##### AVAILABLE DATA

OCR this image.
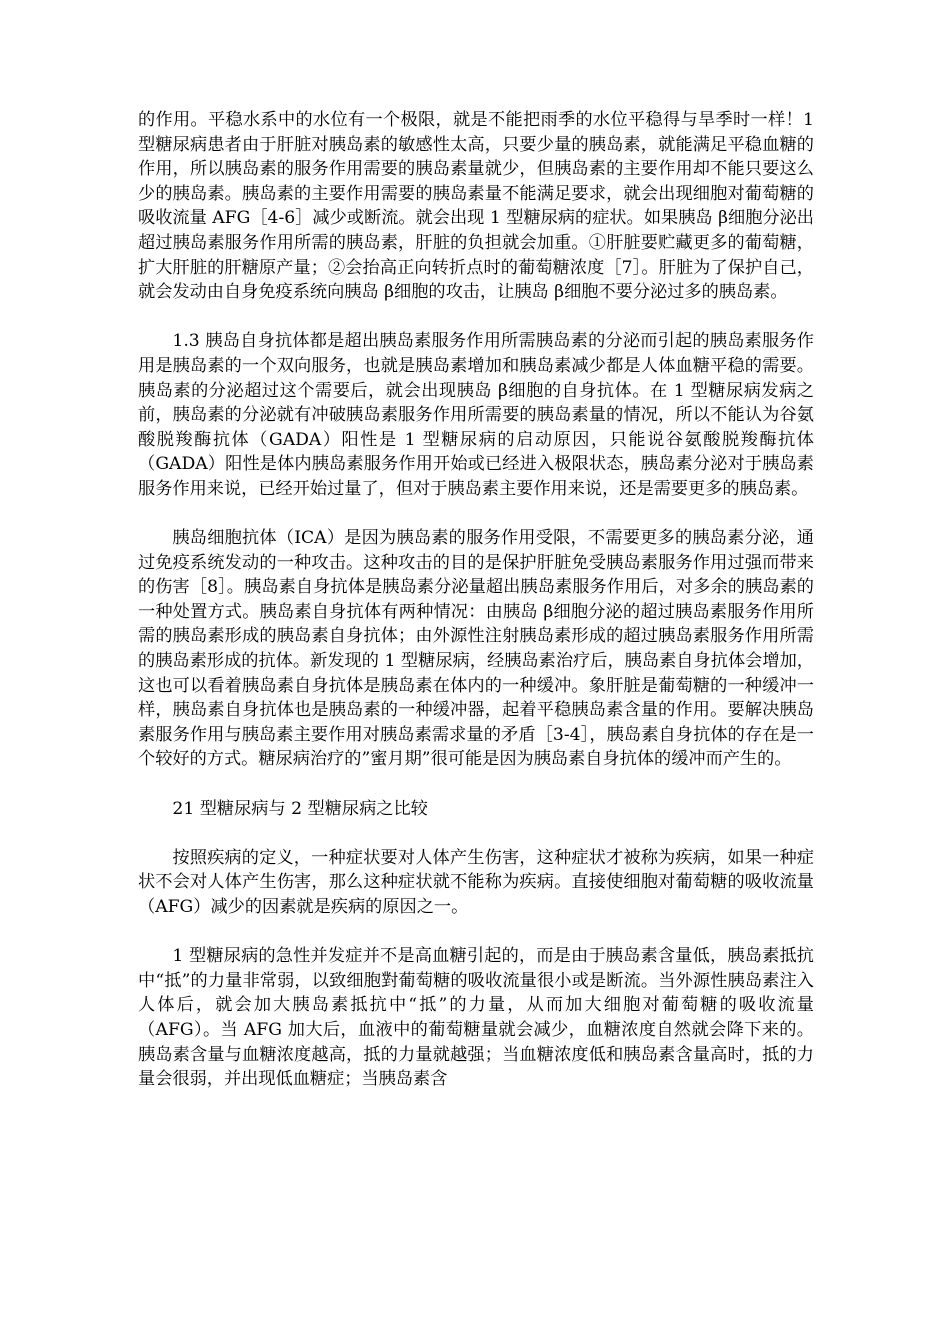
的作用。平稳水系中的水位有一个极限，就是不能把雨季的水位平稳得与旱季时一样！1 型糖尿病患者由于肝脏对胰岛素的敏感性太高，只要少量的胰岛素，就能满足平稳血糖的作用，所以胰岛素的服务作用需要的胰岛素量就少，但胰岛素的主要作用却不能只要这么少的胰岛素。胰岛素的主要作用需要的胰岛素量不能满足要求，就会出现细胞对葡萄糖的吸收流量 AFG［4-6］减少或断流。就会出现 1 型糖尿病的症状。如果胰岛 β细胞分泌出超过胰岛素服务作用所需的胰岛素，肝脏的负担就会加重。①肝脏要贮藏更多的葡萄糖，扩大肝脏的肝糖原产量；②会抬高正向转折点时的葡萄糖浓度［7］。肝脏为了保护自己，就会发动由自身免疫系统向胰岛 β细胞的攻击，让胰岛 β细胞不要分泌过多的胰岛素。

1.3 胰岛自身抗体都是超出胰岛素服务作用所需胰岛素的分泌而引起的胰岛素服务作用是胰岛素的一个双向服务，也就是胰岛素增加和胰岛素减少都是人体血糖平稳的需要。胰岛素的分泌超过这个需要后，就会出现胰岛 β细胞的自身抗体。在 1 型糖尿病发病之前，胰岛素的分泌就有冲破胰岛素服务作用所需要的胰岛素量的情况，所以不能认为谷氨酸脱羧酶抗体（GADA）阳性是 1 型糖尿病的启动原因，只能说谷氨酸脱羧酶抗体（GADA）阳性是体内胰岛素服务作用开始或已经进入极限状态，胰岛素分泌对于胰岛素服务作用来说，已经开始过量了，但对于胰岛素主要作用来说，还是需要更多的胰岛素。

胰岛细胞抗体（ICA）是因为胰岛素的服务作用受限，不需要更多的胰岛素分泌，通过免疫系统发动的一种攻击。这种攻击的目的是保护肝脏免受胰岛素服务作用过强而带来的伤害［8］。胰岛素自身抗体是胰岛素分泌量超出胰岛素服务作用后，对多余的胰岛素的一种处置方式。胰岛素自身抗体有两种情况：由胰岛 β细胞分泌的超过胰岛素服务作用所需的胰岛素形成的胰岛素自身抗体；由外源性注射胰岛素形成的超过胰岛素服务作用所需的胰岛素形成的抗体。新发现的 1 型糖尿病，经胰岛素治疗后，胰岛素自身抗体会增加，这也可以看着胰岛素自身抗体是胰岛素在体内的一种缓冲。象肝脏是葡萄糖的一种缓冲一样，胰岛素自身抗体也是胰岛素的一种缓冲器，起着平稳胰岛素含量的作用。要解决胰岛素服务作用与胰岛素主要作用对胰岛素需求量的矛盾［3-4］，胰岛素自身抗体的存在是一个较好的方式。糖尿病治疗的”蜜月期”很可能是因为胰岛素自身抗体的缓冲而产生的。

21 型糖尿病与 2 型糖尿病之比较

按照疾病的定义，一种症状要对人体产生伤害，这种症状才被称为疾病，如果一种症状不会对人体产生伤害，那么这种症状就不能称为疾病。直接使细胞对葡萄糖的吸收流量（AFG）减少的因素就是疾病的原因之一。

1 型糖尿病的急性并发症并不是高血糖引起的，而是由于胰岛素含量低，胰岛素抵抗中“抵”的力量非常弱，以致细胞對葡萄糖的吸收流量很小或是断流。当外源性胰岛素注入人体后，就会加大胰岛素抵抗中“抵”的力量，从而加大细胞对葡萄糖的吸收流量（AFG）。当 AFG 加大后，血液中的葡萄糖量就会减少，血糖浓度自然就会降下来的。胰岛素含量与血糖浓度越高，抵的力量就越强；当血糖浓度低和胰岛素含量高时，抵的力量会很弱，并出现低血糖症；当胰岛素含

##########

WORK TO BE COMPLETED: Repeat the data exactly in full, omitting its pictures.

OUTPUT:
OCR this image.
的作用。平稳水系中的水位有一个极限，就是不能把雨季的水位平稳得与旱季时一样！1 型糖尿病患者由于肝脏对胰岛素的敏感性太高，只要少量的胰岛素，就能满足平稳血糖的作用，所以胰岛素的服务作用需要的胰岛素量就少，但胰岛素的主要作用却不能只要这么少的胰岛素。胰岛素的主要作用需要的胰岛素量不能满足要求，就会出现细胞对葡萄糖的吸收流量 AFG［4-6］减少或断流。就会出现 1 型糖尿病的症状。如果胰岛 β细胞分泌出超过胰岛素服务作用所需的胰岛素，肝脏的负担就会加重。①肝脏要贮藏更多的葡萄糖，扩大肝脏的肝糖原产量；②会抬高正向转折点时的葡萄糖浓度［7］。肝脏为了保护自己，就会发动由自身免疫系统向胰岛 β细胞的攻击，让胰岛 β细胞不要分泌过多的胰岛素。

1.3 胰岛自身抗体都是超出胰岛素服务作用所需胰岛素的分泌而引起的胰岛素服务作用是胰岛素的一个双向服务，也就是胰岛素增加和胰岛素减少都是人体血糖平稳的需要。胰岛素的分泌超过这个需要后，就会出现胰岛 β细胞的自身抗体。在 1 型糖尿病发病之前，胰岛素的分泌就有冲破胰岛素服务作用所需要的胰岛素量的情况，所以不能认为谷氨酸脱羧酶抗体（GADA）阳性是 1 型糖尿病的启动原因，只能说谷氨酸脱羧酶抗体（GADA）阳性是体内胰岛素服务作用开始或已经进入极限状态，胰岛素分泌对于胰岛素服务作用来说，已经开始过量了，但对于胰岛素主要作用来说，还是需要更多的胰岛素。

胰岛细胞抗体（ICA）是因为胰岛素的服务作用受限，不需要更多的胰岛素分泌，通过免疫系统发动的一种攻击。这种攻击的目的是保护肝脏免受胰岛素服务作用过强而带来的伤害［8］。胰岛素自身抗体是胰岛素分泌量超出胰岛素服务作用后，对多余的胰岛素的一种处置方式。胰岛素自身抗体有两种情况：由胰岛 β细胞分泌的超过胰岛素服务作用所需的胰岛素形成的胰岛素自身抗体；由外源性注射胰岛素形成的超过胰岛素服务作用所需的胰岛素形成的抗体。新发现的 1 型糖尿病，经胰岛素治疗后，胰岛素自身抗体会增加，这也可以看着胰岛素自身抗体是胰岛素在体内的一种缓冲。象肝脏是葡萄糖的一种缓冲一样，胰岛素自身抗体也是胰岛素的一种缓冲器，起着平稳胰岛素含量的作用。要解决胰岛素服务作用与胰岛素主要作用对胰岛素需求量的矛盾［3-4］，胰岛素自身抗体的存在是一个较好的方式。糖尿病治疗的”蜜月期”很可能是因为胰岛素自身抗体的缓冲而产生的。

21 型糖尿病与 2 型糖尿病之比较

按照疾病的定义，一种症状要对人体产生伤害，这种症状才被称为疾病，如果一种症状不会对人体产生伤害，那么这种症状就不能称为疾病。直接使细胞对葡萄糖的吸收流量（AFG）减少的因素就是疾病的原因之一。

1 型糖尿病的急性并发症并不是高血糖引起的，而是由于胰岛素含量低，胰岛素抵抗中“抵”的力量非常弱，以致细胞對葡萄糖的吸收流量很小或是断流。当外源性胰岛素注入人体后，就会加大胰岛素抵抗中“抵”的力量，从而加大细胞对葡萄糖的吸收流量（AFG）。当 AFG 加大后，血液中的葡萄糖量就会减少，血糖浓度自然就会降下来的。胰岛素含量与血糖浓度越高，抵的力量就越强；当血糖浓度低和胰岛素含量高时，抵的力量会很弱，并出现低血糖症；当胰岛素含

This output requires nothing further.